### YOUR GOAL
Pick out the lines below that contain the string "werkgelegenheid" and copy them all.

---------- SUPPLIED MATERIAL

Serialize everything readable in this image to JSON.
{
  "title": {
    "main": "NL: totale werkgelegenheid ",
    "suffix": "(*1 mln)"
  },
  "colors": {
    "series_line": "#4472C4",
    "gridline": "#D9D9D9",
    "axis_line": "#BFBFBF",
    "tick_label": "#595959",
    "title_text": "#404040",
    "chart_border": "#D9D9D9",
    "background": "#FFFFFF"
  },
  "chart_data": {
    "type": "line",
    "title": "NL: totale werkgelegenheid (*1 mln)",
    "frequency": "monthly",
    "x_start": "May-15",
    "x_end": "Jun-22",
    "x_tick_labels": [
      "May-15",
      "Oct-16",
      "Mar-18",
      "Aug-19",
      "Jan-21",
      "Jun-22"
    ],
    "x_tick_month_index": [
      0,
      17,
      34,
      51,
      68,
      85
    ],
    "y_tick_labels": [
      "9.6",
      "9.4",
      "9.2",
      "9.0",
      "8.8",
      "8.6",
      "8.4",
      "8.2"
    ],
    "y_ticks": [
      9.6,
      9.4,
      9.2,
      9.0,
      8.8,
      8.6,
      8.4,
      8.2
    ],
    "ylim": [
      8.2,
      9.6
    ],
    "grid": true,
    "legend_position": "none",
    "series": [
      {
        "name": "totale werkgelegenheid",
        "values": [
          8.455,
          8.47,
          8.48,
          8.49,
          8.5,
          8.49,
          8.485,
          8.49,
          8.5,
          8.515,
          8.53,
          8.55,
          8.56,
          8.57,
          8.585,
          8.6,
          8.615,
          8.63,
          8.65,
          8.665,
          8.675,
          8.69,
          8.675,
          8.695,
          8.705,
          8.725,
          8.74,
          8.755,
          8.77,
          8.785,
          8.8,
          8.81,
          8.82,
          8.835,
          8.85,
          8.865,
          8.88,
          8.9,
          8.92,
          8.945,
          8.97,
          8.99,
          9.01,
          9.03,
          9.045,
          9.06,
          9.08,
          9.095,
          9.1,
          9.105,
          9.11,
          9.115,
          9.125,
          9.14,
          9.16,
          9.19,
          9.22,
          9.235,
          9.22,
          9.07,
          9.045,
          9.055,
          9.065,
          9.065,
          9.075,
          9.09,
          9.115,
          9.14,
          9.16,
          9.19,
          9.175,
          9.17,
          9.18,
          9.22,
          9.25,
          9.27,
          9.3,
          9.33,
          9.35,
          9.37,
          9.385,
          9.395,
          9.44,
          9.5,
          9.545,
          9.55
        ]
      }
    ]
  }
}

--------------------

### RIGHT ANSWER
    "main": "NL: totale werkgelegenheid ",
    "title": "NL: totale werkgelegenheid (*1 mln)",
        "name": "totale werkgelegenheid",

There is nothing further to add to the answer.